───── Provided material ─────
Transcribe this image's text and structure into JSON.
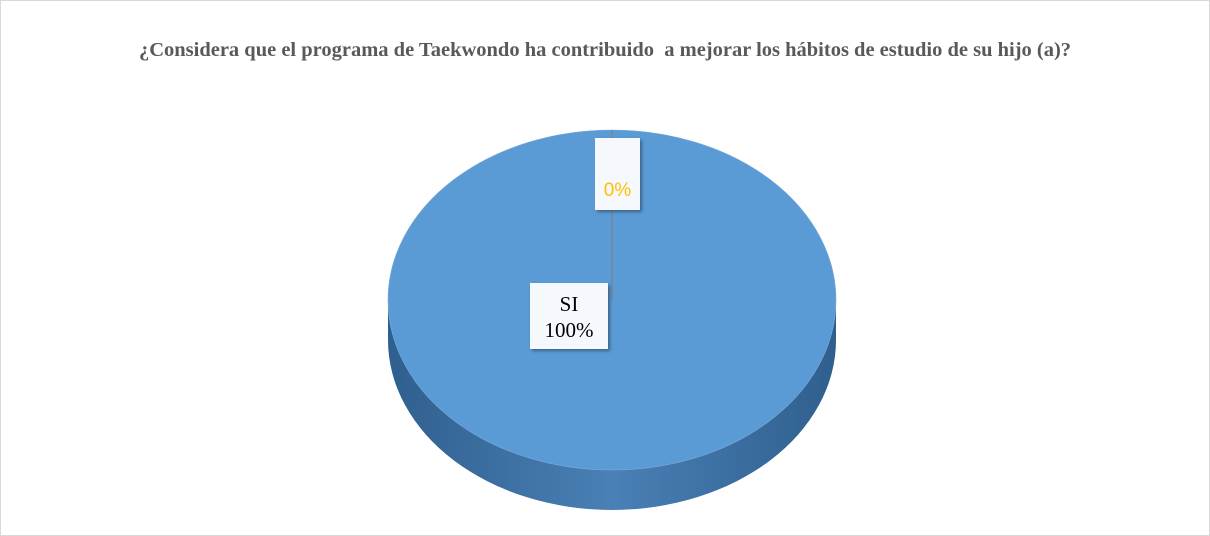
{
  "chart_data": {
    "type": "pie",
    "title": "¿Considera que el programa de Taekwondo ha contribuido  a mejorar los hábitos de estudio de su hijo (a)?",
    "categories": [
      "SI",
      null
    ],
    "values": [
      100,
      0
    ],
    "value_labels": [
      "100%",
      "0%"
    ],
    "colors": [
      "#5b9bd5",
      "#ed7d31"
    ],
    "label_colors": [
      "#000000",
      "#ffc000"
    ]
  }
}
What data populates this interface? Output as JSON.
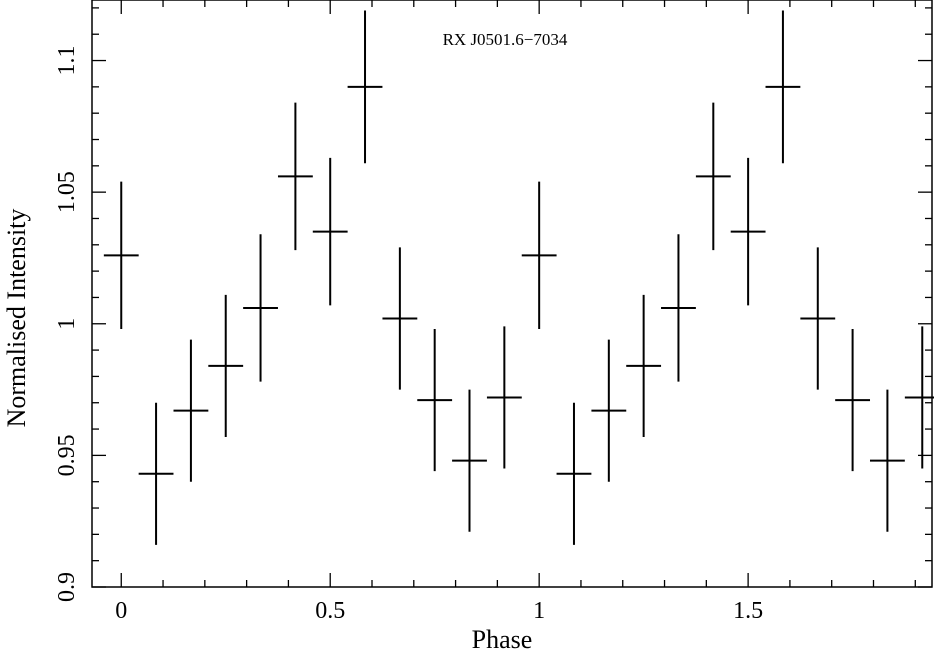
{
  "chart_data": {
    "type": "scatter",
    "title": "RX J0501.6−7034",
    "xlabel": "Phase",
    "ylabel": "Normalised Intensity",
    "xlim": [
      -0.07,
      1.94
    ],
    "ylim": [
      0.9,
      1.123
    ],
    "x_ticks": [
      0,
      0.5,
      1,
      1.5
    ],
    "x_tick_labels": [
      "0",
      "0.5",
      "1",
      "1.5"
    ],
    "y_ticks": [
      0.9,
      0.95,
      1,
      1.05,
      1.1
    ],
    "y_tick_labels": [
      "0.9",
      "0.95",
      "1",
      "1.05",
      "1.1"
    ],
    "x_bin_half_width": 0.04167,
    "grid": false,
    "legend": "none",
    "series": [
      {
        "points": [
          {
            "x": 0.0,
            "y": 1.026,
            "err": 0.028
          },
          {
            "x": 0.0833,
            "y": 0.943,
            "err": 0.027
          },
          {
            "x": 0.1667,
            "y": 0.967,
            "err": 0.027
          },
          {
            "x": 0.25,
            "y": 0.984,
            "err": 0.027
          },
          {
            "x": 0.3333,
            "y": 1.006,
            "err": 0.028
          },
          {
            "x": 0.4167,
            "y": 1.056,
            "err": 0.028
          },
          {
            "x": 0.5,
            "y": 1.035,
            "err": 0.028
          },
          {
            "x": 0.5833,
            "y": 1.09,
            "err": 0.029
          },
          {
            "x": 0.6667,
            "y": 1.002,
            "err": 0.027
          },
          {
            "x": 0.75,
            "y": 0.971,
            "err": 0.027
          },
          {
            "x": 0.8333,
            "y": 0.948,
            "err": 0.027
          },
          {
            "x": 0.9167,
            "y": 0.972,
            "err": 0.027
          },
          {
            "x": 1.0,
            "y": 1.026,
            "err": 0.028
          },
          {
            "x": 1.0833,
            "y": 0.943,
            "err": 0.027
          },
          {
            "x": 1.1667,
            "y": 0.967,
            "err": 0.027
          },
          {
            "x": 1.25,
            "y": 0.984,
            "err": 0.027
          },
          {
            "x": 1.3333,
            "y": 1.006,
            "err": 0.028
          },
          {
            "x": 1.4167,
            "y": 1.056,
            "err": 0.028
          },
          {
            "x": 1.5,
            "y": 1.035,
            "err": 0.028
          },
          {
            "x": 1.5833,
            "y": 1.09,
            "err": 0.029
          },
          {
            "x": 1.6667,
            "y": 1.002,
            "err": 0.027
          },
          {
            "x": 1.75,
            "y": 0.971,
            "err": 0.027
          },
          {
            "x": 1.8333,
            "y": 0.948,
            "err": 0.027
          },
          {
            "x": 1.9167,
            "y": 0.972,
            "err": 0.027
          }
        ]
      }
    ],
    "colors": {
      "marker": "#000000",
      "axis": "#000000",
      "background": "#ffffff"
    }
  }
}
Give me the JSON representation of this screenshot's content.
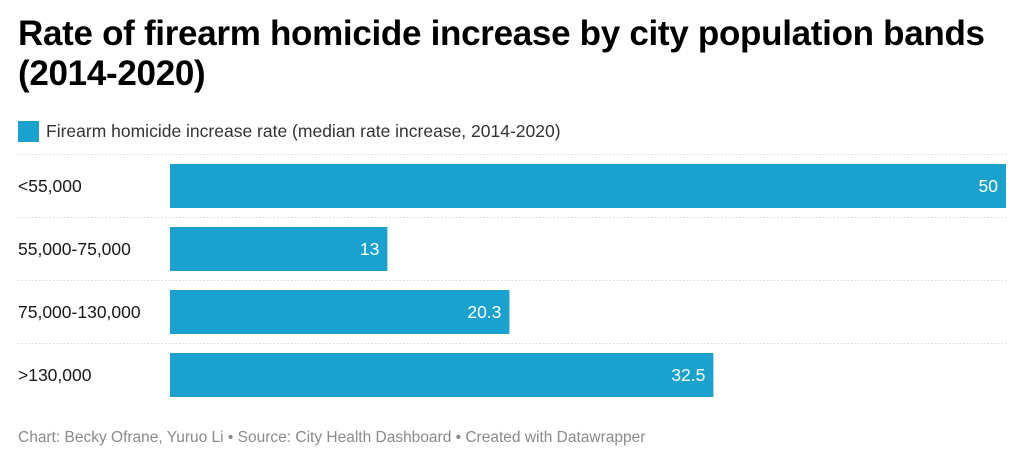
{
  "title": "Rate of firearm homicide increase by city population bands (2014-2020)",
  "footer": "Chart: Becky Ofrane, Yuruo Li • Source: City Health Dashboard • Created with Datawrapper",
  "colors": {
    "bar": "#1aa1ce",
    "separator": "#d9d9d9",
    "label_on_bar": "#ffffff",
    "category_text": "#181818"
  },
  "chart_data": {
    "type": "bar",
    "orientation": "horizontal",
    "title": "Rate of firearm homicide increase by city population bands (2014-2020)",
    "categories": [
      "<55,000",
      "55,000-75,000",
      "75,000-130,000",
      ">130,000"
    ],
    "series": [
      {
        "name": "Firearm homicide increase rate (median rate increase, 2014-2020)",
        "values": [
          50,
          13,
          20.3,
          32.5
        ],
        "labels": [
          "50",
          "13",
          "20.3",
          "32.5"
        ]
      }
    ],
    "xlim": [
      0,
      50
    ],
    "grid": false,
    "legend_position": "top-left"
  }
}
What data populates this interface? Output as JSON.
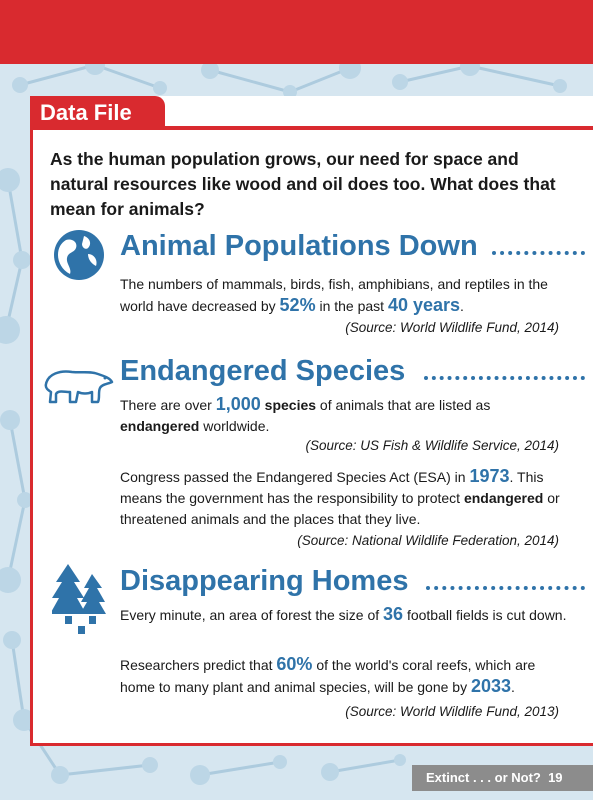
{
  "heading": "Data File",
  "intro": "As the human population grows, our need for space and natural resources like wood and oil does too. What does that mean for animals?",
  "sections": {
    "populations": {
      "title": "Animal Populations Down",
      "text": {
        "part1": "The numbers of mammals, birds, fish, amphibians, and reptiles in the world have decreased by ",
        "stat1": "52%",
        "part2": " in the past ",
        "stat2": "40 years",
        "part3": "."
      },
      "source": "(Source: World Wildlife Fund, 2014)"
    },
    "endangered": {
      "title": "Endangered Species",
      "p1": {
        "part1": "There are over ",
        "stat1": "1,000",
        "part2": " ",
        "bold1": "species",
        "part3": " of animals that are listed as ",
        "bold2": "endangered",
        "part4": " worldwide."
      },
      "source1": "(Source: US Fish & Wildlife Service, 2014)",
      "p2": {
        "part1": "Congress passed the Endangered Species Act (ESA) in ",
        "stat1": "1973",
        "part2": ". This means the government has the responsibility to protect ",
        "bold1": "endangered",
        "part3": " or threatened animals and the places that they live."
      },
      "source2": "(Source: National Wildlife Federation, 2014)"
    },
    "homes": {
      "title": "Disappearing Homes",
      "p1": {
        "part1": "Every minute, an area of forest the size of ",
        "stat1": "36",
        "part2": " football fields is cut down."
      },
      "p2": {
        "part1": "Researchers predict that ",
        "stat1": "60%",
        "part2": " of the world's coral reefs, which are home to many plant and animal species, will be gone by ",
        "stat2": "2033",
        "part3": "."
      },
      "source": "(Source: World Wildlife Fund, 2013)"
    }
  },
  "footer": {
    "title": "Extinct . . . or Not?",
    "page": "19"
  },
  "icons": [
    "globe-icon",
    "polar-bear-icon",
    "trees-icon"
  ],
  "colors": {
    "red": "#d92a2f",
    "blue": "#2f73a9",
    "background": "#d6e6f0"
  }
}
─────
Goal
Copy the listing in full and without alteration, omitting every picture.

Solution to this exercise
Transcribe this image's text and structure into JSON.
{
  "chart_data": {
    "type": "pie",
    "title": "¿Considera que el programa de Taekwondo ha contribuido  a mejorar los hábitos de estudio de su hijo (a)?",
    "categories": [
      "SI",
      null
    ],
    "values": [
      100,
      0
    ],
    "value_labels": [
      "100%",
      "0%"
    ],
    "colors": [
      "#5b9bd5",
      "#ed7d31"
    ],
    "label_colors": [
      "#000000",
      "#ffc000"
    ]
  }
}
What data populates this interface? Output as JSON.
{
  "chart_data": {
    "type": "scatter",
    "title": "RX J0501.6−7034",
    "xlabel": "Phase",
    "ylabel": "Normalised Intensity",
    "xlim": [
      -0.07,
      1.94
    ],
    "ylim": [
      0.9,
      1.123
    ],
    "x_ticks": [
      0,
      0.5,
      1,
      1.5
    ],
    "x_tick_labels": [
      "0",
      "0.5",
      "1",
      "1.5"
    ],
    "y_ticks": [
      0.9,
      0.95,
      1,
      1.05,
      1.1
    ],
    "y_tick_labels": [
      "0.9",
      "0.95",
      "1",
      "1.05",
      "1.1"
    ],
    "x_bin_half_width": 0.04167,
    "grid": false,
    "legend": "none",
    "series": [
      {
        "points": [
          {
            "x": 0.0,
            "y": 1.026,
            "err": 0.028
          },
          {
            "x": 0.0833,
            "y": 0.943,
            "err": 0.027
          },
          {
            "x": 0.1667,
            "y": 0.967,
            "err": 0.027
          },
          {
            "x": 0.25,
            "y": 0.984,
            "err": 0.027
          },
          {
            "x": 0.3333,
            "y": 1.006,
            "err": 0.028
          },
          {
            "x": 0.4167,
            "y": 1.056,
            "err": 0.028
          },
          {
            "x": 0.5,
            "y": 1.035,
            "err": 0.028
          },
          {
            "x": 0.5833,
            "y": 1.09,
            "err": 0.029
          },
          {
            "x": 0.6667,
            "y": 1.002,
            "err": 0.027
          },
          {
            "x": 0.75,
            "y": 0.971,
            "err": 0.027
          },
          {
            "x": 0.8333,
            "y": 0.948,
            "err": 0.027
          },
          {
            "x": 0.9167,
            "y": 0.972,
            "err": 0.027
          },
          {
            "x": 1.0,
            "y": 1.026,
            "err": 0.028
          },
          {
            "x": 1.0833,
            "y": 0.943,
            "err": 0.027
          },
          {
            "x": 1.1667,
            "y": 0.967,
            "err": 0.027
          },
          {
            "x": 1.25,
            "y": 0.984,
            "err": 0.027
          },
          {
            "x": 1.3333,
            "y": 1.006,
            "err": 0.028
          },
          {
            "x": 1.4167,
            "y": 1.056,
            "err": 0.028
          },
          {
            "x": 1.5,
            "y": 1.035,
            "err": 0.028
          },
          {
            "x": 1.5833,
            "y": 1.09,
            "err": 0.029
          },
          {
            "x": 1.6667,
            "y": 1.002,
            "err": 0.027
          },
          {
            "x": 1.75,
            "y": 0.971,
            "err": 0.027
          },
          {
            "x": 1.8333,
            "y": 0.948,
            "err": 0.027
          },
          {
            "x": 1.9167,
            "y": 0.972,
            "err": 0.027
          }
        ]
      }
    ],
    "colors": {
      "marker": "#000000",
      "axis": "#000000",
      "background": "#ffffff"
    }
  }
}
Give me the JSON representation of this screenshot's content.
{
  "title": "Rate of firearm homicide increase by city population bands (2014-2020)",
  "footer": "Chart: Becky Ofrane, Yuruo Li • Source: City Health Dashboard • Created with Datawrapper",
  "colors": {
    "bar": "#1aa1ce",
    "separator": "#d9d9d9",
    "label_on_bar": "#ffffff",
    "category_text": "#181818"
  },
  "chart_data": {
    "type": "bar",
    "orientation": "horizontal",
    "title": "Rate of firearm homicide increase by city population bands (2014-2020)",
    "categories": [
      "<55,000",
      "55,000-75,000",
      "75,000-130,000",
      ">130,000"
    ],
    "series": [
      {
        "name": "Firearm homicide increase rate (median rate increase, 2014-2020)",
        "values": [
          50,
          13,
          20.3,
          32.5
        ],
        "labels": [
          "50",
          "13",
          "20.3",
          "32.5"
        ]
      }
    ],
    "xlim": [
      0,
      50
    ],
    "grid": false,
    "legend_position": "top-left"
  }
}
What data populates this interface? Output as JSON.
{
  "heading": "Data File",
  "intro": "As the human population grows, our need for space and natural resources like wood and oil does too. What does that mean for animals?",
  "sections": {
    "populations": {
      "title": "Animal Populations Down",
      "text": {
        "part1": "The numbers of mammals, birds, fish, amphibians, and reptiles in the world have decreased by ",
        "stat1": "52%",
        "part2": " in the past ",
        "stat2": "40 years",
        "part3": "."
      },
      "source": "(Source: World Wildlife Fund, 2014)"
    },
    "endangered": {
      "title": "Endangered Species",
      "p1": {
        "part1": "There are over ",
        "stat1": "1,000",
        "part2": " ",
        "bold1": "species",
        "part3": " of animals that are listed as ",
        "bold2": "endangered",
        "part4": " worldwide."
      },
      "source1": "(Source: US Fish & Wildlife Service, 2014)",
      "p2": {
        "part1": "Congress passed the Endangered Species Act (ESA) in ",
        "stat1": "1973",
        "part2": ". This means the government has the responsibility to protect ",
        "bold1": "endangered",
        "part3": " or threatened animals and the places that they live."
      },
      "source2": "(Source: National Wildlife Federation, 2014)"
    },
    "homes": {
      "title": "Disappearing Homes",
      "p1": {
        "part1": "Every minute, an area of forest the size of ",
        "stat1": "36",
        "part2": " football fields is cut down."
      },
      "p2": {
        "part1": "Researchers predict that ",
        "stat1": "60%",
        "part2": " of the world's coral reefs, which are home to many plant and animal species, will be gone by ",
        "stat2": "2033",
        "part3": "."
      },
      "source": "(Source: World Wildlife Fund, 2013)"
    }
  },
  "footer": {
    "title": "Extinct . . . or Not?",
    "page": "19"
  },
  "icons": [
    "globe-icon",
    "polar-bear-icon",
    "trees-icon"
  ],
  "colors": {
    "red": "#d92a2f",
    "blue": "#2f73a9",
    "background": "#d6e6f0"
  }
}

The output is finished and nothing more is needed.